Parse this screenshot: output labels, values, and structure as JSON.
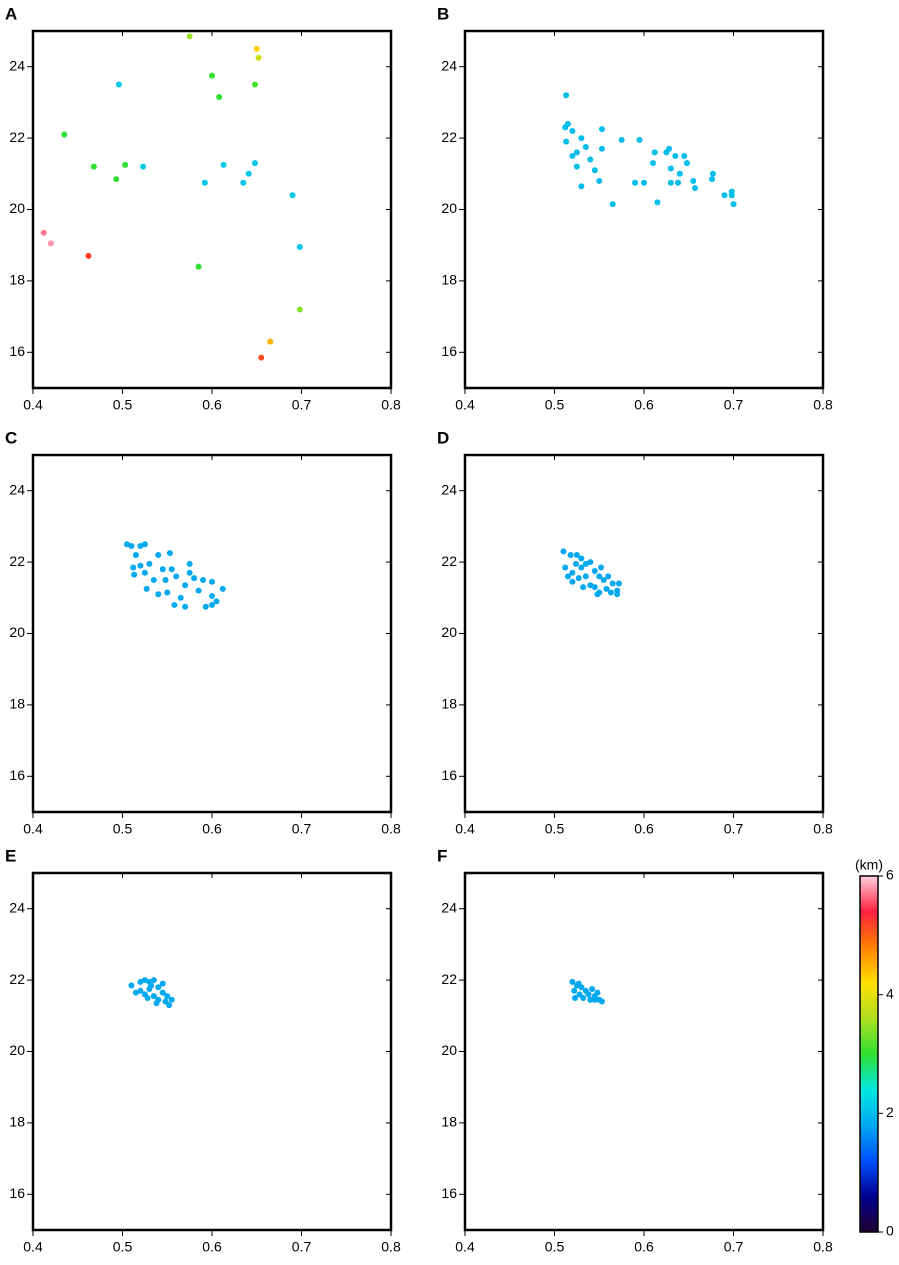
{
  "chart_data": [
    {
      "type": "scatter",
      "label": "A",
      "x": [
        0.575,
        0.65,
        0.652,
        0.6,
        0.608,
        0.648,
        0.496,
        0.435,
        0.468,
        0.503,
        0.523,
        0.493,
        0.613,
        0.648,
        0.641,
        0.635,
        0.592,
        0.69,
        0.412,
        0.42,
        0.462,
        0.585,
        0.698,
        0.698,
        0.665,
        0.655
      ],
      "y": [
        24.85,
        24.5,
        24.25,
        23.75,
        23.15,
        23.5,
        23.5,
        22.1,
        21.2,
        21.25,
        21.2,
        20.85,
        21.25,
        21.3,
        21.0,
        20.75,
        20.75,
        20.4,
        19.35,
        19.05,
        18.7,
        18.4,
        18.95,
        17.2,
        16.3,
        15.85
      ],
      "depth": [
        3.5,
        4.3,
        3.8,
        3.0,
        3.0,
        3.1,
        2.1,
        3.0,
        3.0,
        3.0,
        2.1,
        3.0,
        2.1,
        2.1,
        2.1,
        2.1,
        2.1,
        2.1,
        5.7,
        5.8,
        5.2,
        3.0,
        2.1,
        3.4,
        4.5,
        5.1
      ],
      "xlim": [
        0.4,
        0.8
      ],
      "xticks": [
        0.4,
        0.5,
        0.6,
        0.7,
        0.8
      ],
      "ylim": [
        15,
        25
      ],
      "yticks": [
        16,
        18,
        20,
        22,
        24
      ]
    },
    {
      "type": "scatter",
      "label": "B",
      "x": [
        0.513,
        0.515,
        0.512,
        0.52,
        0.513,
        0.53,
        0.525,
        0.52,
        0.525,
        0.535,
        0.54,
        0.545,
        0.553,
        0.553,
        0.55,
        0.53,
        0.565,
        0.575,
        0.59,
        0.595,
        0.6,
        0.61,
        0.612,
        0.615,
        0.625,
        0.628,
        0.63,
        0.63,
        0.635,
        0.638,
        0.64,
        0.645,
        0.648,
        0.655,
        0.657,
        0.676,
        0.677,
        0.69,
        0.698,
        0.7,
        0.698
      ],
      "y": [
        23.2,
        22.4,
        22.3,
        22.2,
        21.9,
        22.0,
        21.6,
        21.5,
        21.2,
        21.75,
        21.4,
        21.1,
        22.25,
        21.7,
        20.8,
        20.65,
        20.15,
        21.95,
        20.75,
        21.95,
        20.75,
        21.3,
        21.6,
        20.2,
        21.6,
        21.7,
        21.15,
        20.75,
        21.5,
        20.75,
        21.0,
        21.5,
        21.3,
        20.8,
        20.6,
        20.85,
        21.0,
        20.4,
        20.5,
        20.15,
        20.4
      ],
      "depth": [
        2.0,
        2.0,
        2.0,
        2.0,
        2.0,
        2.0,
        2.0,
        2.0,
        2.0,
        2.0,
        2.0,
        2.0,
        2.0,
        2.0,
        2.0,
        2.0,
        2.0,
        2.0,
        2.0,
        2.0,
        2.0,
        2.0,
        2.0,
        2.0,
        2.0,
        2.0,
        2.0,
        2.0,
        2.0,
        2.0,
        2.0,
        2.0,
        2.0,
        2.0,
        2.0,
        2.0,
        2.0,
        2.0,
        2.0,
        2.0,
        2.0
      ],
      "xlim": [
        0.4,
        0.8
      ],
      "xticks": [
        0.4,
        0.5,
        0.6,
        0.7,
        0.8
      ],
      "ylim": [
        15,
        25
      ],
      "yticks": [
        16,
        18,
        20,
        22,
        24
      ]
    },
    {
      "type": "scatter",
      "label": "C",
      "x": [
        0.505,
        0.51,
        0.52,
        0.525,
        0.515,
        0.512,
        0.52,
        0.525,
        0.513,
        0.53,
        0.535,
        0.527,
        0.54,
        0.545,
        0.54,
        0.548,
        0.553,
        0.555,
        0.56,
        0.55,
        0.558,
        0.57,
        0.575,
        0.575,
        0.58,
        0.57,
        0.59,
        0.585,
        0.593,
        0.6,
        0.6,
        0.605,
        0.6,
        0.612,
        0.565
      ],
      "y": [
        22.5,
        22.45,
        22.45,
        22.5,
        22.2,
        21.85,
        21.9,
        21.7,
        21.65,
        21.95,
        21.5,
        21.25,
        22.2,
        21.8,
        21.1,
        21.5,
        22.25,
        21.8,
        21.6,
        21.15,
        20.8,
        21.35,
        21.95,
        21.7,
        21.55,
        20.75,
        21.5,
        21.2,
        20.75,
        21.45,
        21.05,
        20.9,
        20.8,
        21.25,
        21.0
      ],
      "depth": [
        1.8,
        1.8,
        1.8,
        1.8,
        1.8,
        1.8,
        1.8,
        1.8,
        1.8,
        1.8,
        1.8,
        1.8,
        1.8,
        1.8,
        1.8,
        1.8,
        1.8,
        1.8,
        1.8,
        1.8,
        1.8,
        1.8,
        1.8,
        1.8,
        1.8,
        1.8,
        1.8,
        1.8,
        1.8,
        1.8,
        1.8,
        1.8,
        1.8,
        1.8,
        1.8
      ],
      "xlim": [
        0.4,
        0.8
      ],
      "xticks": [
        0.4,
        0.5,
        0.6,
        0.7,
        0.8
      ],
      "ylim": [
        15,
        25
      ],
      "yticks": [
        16,
        18,
        20,
        22,
        24
      ]
    },
    {
      "type": "scatter",
      "label": "D",
      "x": [
        0.51,
        0.518,
        0.525,
        0.53,
        0.512,
        0.52,
        0.515,
        0.53,
        0.527,
        0.52,
        0.535,
        0.54,
        0.535,
        0.545,
        0.54,
        0.55,
        0.545,
        0.552,
        0.555,
        0.548,
        0.56,
        0.558,
        0.565,
        0.563,
        0.57,
        0.572,
        0.57,
        0.524,
        0.532,
        0.55
      ],
      "y": [
        22.3,
        22.2,
        22.2,
        22.1,
        21.85,
        21.7,
        21.6,
        21.85,
        21.55,
        21.45,
        21.95,
        22.0,
        21.6,
        21.75,
        21.35,
        21.6,
        21.3,
        21.85,
        21.5,
        21.1,
        21.6,
        21.25,
        21.4,
        21.15,
        21.2,
        21.4,
        21.1,
        21.95,
        21.3,
        21.15
      ],
      "depth": [
        1.8,
        1.8,
        1.8,
        1.8,
        1.8,
        1.8,
        1.8,
        1.8,
        1.8,
        1.8,
        1.8,
        1.8,
        1.8,
        1.8,
        1.8,
        1.8,
        1.8,
        1.8,
        1.8,
        1.8,
        1.8,
        1.8,
        1.8,
        1.8,
        1.8,
        1.8,
        1.8,
        1.8,
        1.8,
        1.8
      ],
      "xlim": [
        0.4,
        0.8
      ],
      "xticks": [
        0.4,
        0.5,
        0.6,
        0.7,
        0.8
      ],
      "ylim": [
        15,
        25
      ],
      "yticks": [
        16,
        18,
        20,
        22,
        24
      ]
    },
    {
      "type": "scatter",
      "label": "E",
      "x": [
        0.51,
        0.52,
        0.525,
        0.53,
        0.535,
        0.52,
        0.525,
        0.53,
        0.535,
        0.528,
        0.54,
        0.54,
        0.545,
        0.538,
        0.55,
        0.548,
        0.555,
        0.552,
        0.515,
        0.532,
        0.545
      ],
      "y": [
        21.85,
        21.95,
        22.0,
        21.95,
        22.0,
        21.7,
        21.6,
        21.75,
        21.55,
        21.5,
        21.8,
        21.45,
        21.65,
        21.35,
        21.55,
        21.4,
        21.45,
        21.3,
        21.65,
        21.85,
        21.9
      ],
      "depth": [
        1.8,
        1.8,
        1.8,
        1.8,
        1.8,
        1.8,
        1.8,
        1.8,
        1.8,
        1.8,
        1.8,
        1.8,
        1.8,
        1.8,
        1.8,
        1.8,
        1.8,
        1.8,
        1.8,
        1.8,
        1.8
      ],
      "xlim": [
        0.4,
        0.8
      ],
      "xticks": [
        0.4,
        0.5,
        0.6,
        0.7,
        0.8
      ],
      "ylim": [
        15,
        25
      ],
      "yticks": [
        16,
        18,
        20,
        22,
        24
      ]
    },
    {
      "type": "scatter",
      "label": "F",
      "x": [
        0.52,
        0.525,
        0.522,
        0.528,
        0.523,
        0.53,
        0.535,
        0.532,
        0.538,
        0.542,
        0.545,
        0.54,
        0.548,
        0.55,
        0.553,
        0.545,
        0.527
      ],
      "y": [
        21.95,
        21.85,
        21.7,
        21.6,
        21.5,
        21.8,
        21.7,
        21.5,
        21.6,
        21.75,
        21.55,
        21.45,
        21.65,
        21.45,
        21.4,
        21.45,
        21.9
      ],
      "depth": [
        1.8,
        1.8,
        1.8,
        1.8,
        1.8,
        1.8,
        1.8,
        1.8,
        1.8,
        1.8,
        1.8,
        1.8,
        1.8,
        1.8,
        1.8,
        1.8,
        1.8
      ],
      "xlim": [
        0.4,
        0.8
      ],
      "xticks": [
        0.4,
        0.5,
        0.6,
        0.7,
        0.8
      ],
      "ylim": [
        15,
        25
      ],
      "yticks": [
        16,
        18,
        20,
        22,
        24
      ]
    }
  ],
  "colorbar": {
    "label": "(km)",
    "zlim": [
      0,
      6
    ],
    "ticks": [
      0,
      2,
      4,
      6
    ],
    "colormap": [
      "#200030",
      "#000090",
      "#0050ff",
      "#00a8f0",
      "#00e8e0",
      "#30e030",
      "#b0e020",
      "#ffe000",
      "#ff8000",
      "#ff2040",
      "#ffd0e0"
    ]
  }
}
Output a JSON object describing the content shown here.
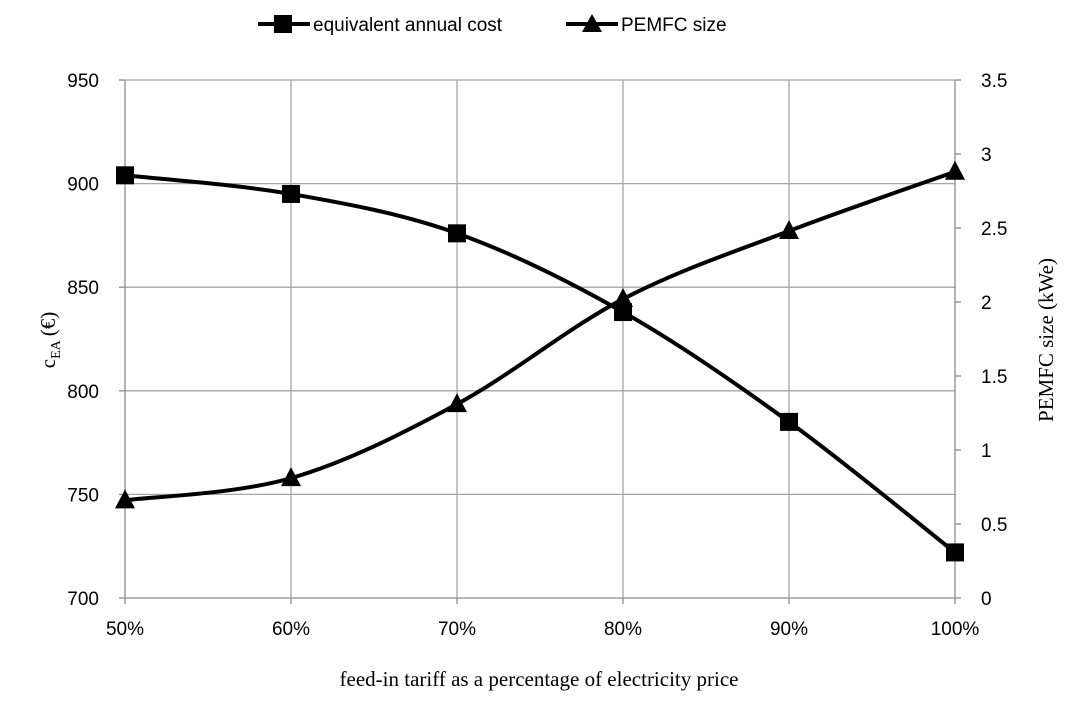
{
  "chart_data": {
    "type": "line",
    "categories": [
      "50%",
      "60%",
      "70%",
      "80%",
      "90%",
      "100%"
    ],
    "xlabel": "feed-in tariff as a percentage of electricity price",
    "ylabel": {
      "symbol": "c",
      "subscript": "EA",
      "unit": "(€)"
    },
    "y2label": "PEMFC size (kWe)",
    "ylim": [
      700,
      950
    ],
    "y_ticks": [
      "700",
      "750",
      "800",
      "850",
      "900",
      "950"
    ],
    "y2lim": [
      0,
      3.5
    ],
    "y2_ticks": [
      "0",
      "0.5",
      "1",
      "1.5",
      "2",
      "2.5",
      "3",
      "3.5"
    ],
    "grid": true,
    "legend_position": "top",
    "series": [
      {
        "name": "equivalent annual cost",
        "axis": "left",
        "marker": "square",
        "color": "#000000",
        "values": [
          904,
          895,
          876,
          838,
          785,
          722
        ]
      },
      {
        "name": "PEMFC size",
        "axis": "right",
        "marker": "triangle",
        "color": "#000000",
        "values": [
          0.66,
          0.81,
          1.31,
          2.02,
          2.48,
          2.88
        ]
      }
    ]
  }
}
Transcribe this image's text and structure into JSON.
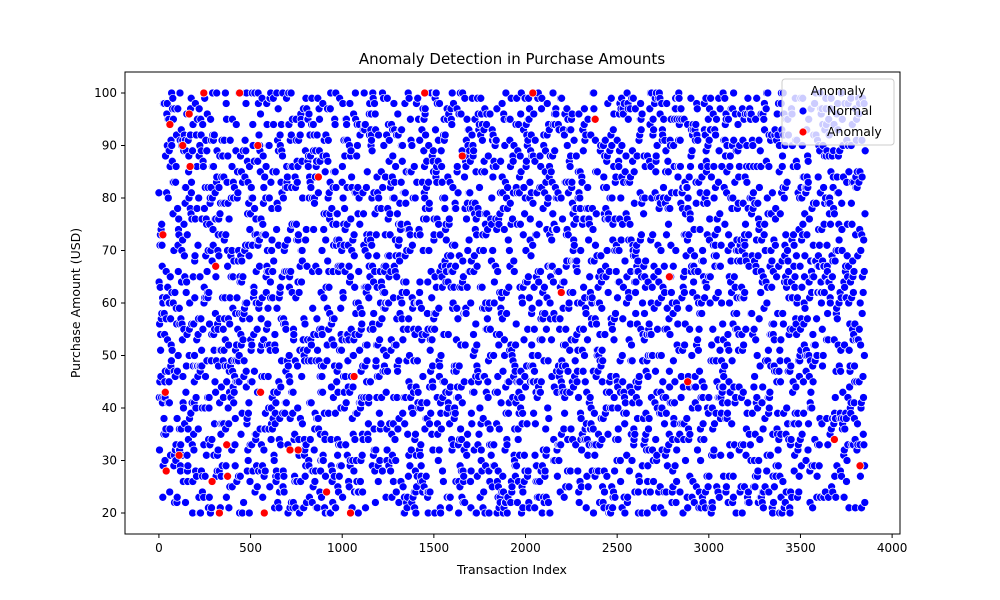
{
  "chart_data": {
    "type": "scatter",
    "title": "Anomaly Detection in Purchase Amounts",
    "xlabel": "Transaction Index",
    "ylabel": "Purchase Amount (USD)",
    "xlim": [
      -185,
      4043
    ],
    "ylim": [
      16,
      104
    ],
    "xticks": [
      0,
      500,
      1000,
      1500,
      2000,
      2500,
      3000,
      3500,
      4000
    ],
    "yticks": [
      20,
      30,
      40,
      50,
      60,
      70,
      80,
      90,
      100
    ],
    "grid": false,
    "legend": {
      "title": "Anomaly",
      "placement": "top-right",
      "entries": [
        "Normal",
        "Anomaly"
      ]
    },
    "colors": {
      "normal": "#0000ff",
      "anomaly": "#ff0000",
      "edge": "#ffffff"
    },
    "normal_points": {
      "x_range": [
        0,
        3853
      ],
      "y_range": [
        20,
        100
      ],
      "count": 3854,
      "y_values": "integer",
      "note_visible": "dense uniformly scattered blue points"
    },
    "series": [
      {
        "name": "Anomaly",
        "x": [
          22,
          35,
          40,
          60,
          110,
          130,
          165,
          170,
          245,
          290,
          310,
          330,
          370,
          375,
          440,
          540,
          555,
          575,
          715,
          760,
          870,
          915,
          1045,
          1065,
          1450,
          1655,
          2040,
          2195,
          2380,
          2785,
          2885,
          3685,
          3825
        ],
        "y": [
          73,
          43,
          28,
          94,
          31,
          90,
          96,
          86,
          100,
          26,
          67,
          20,
          33,
          27,
          100,
          90,
          43,
          20,
          32,
          32,
          84,
          24,
          20,
          46,
          100,
          88,
          100,
          62,
          95,
          65,
          45,
          34,
          29
        ]
      }
    ]
  }
}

· · · · · · ·

**What is being asked**
What is the number of lines in these records that contain "size"? Reply with the number only.

**Result of the task**
2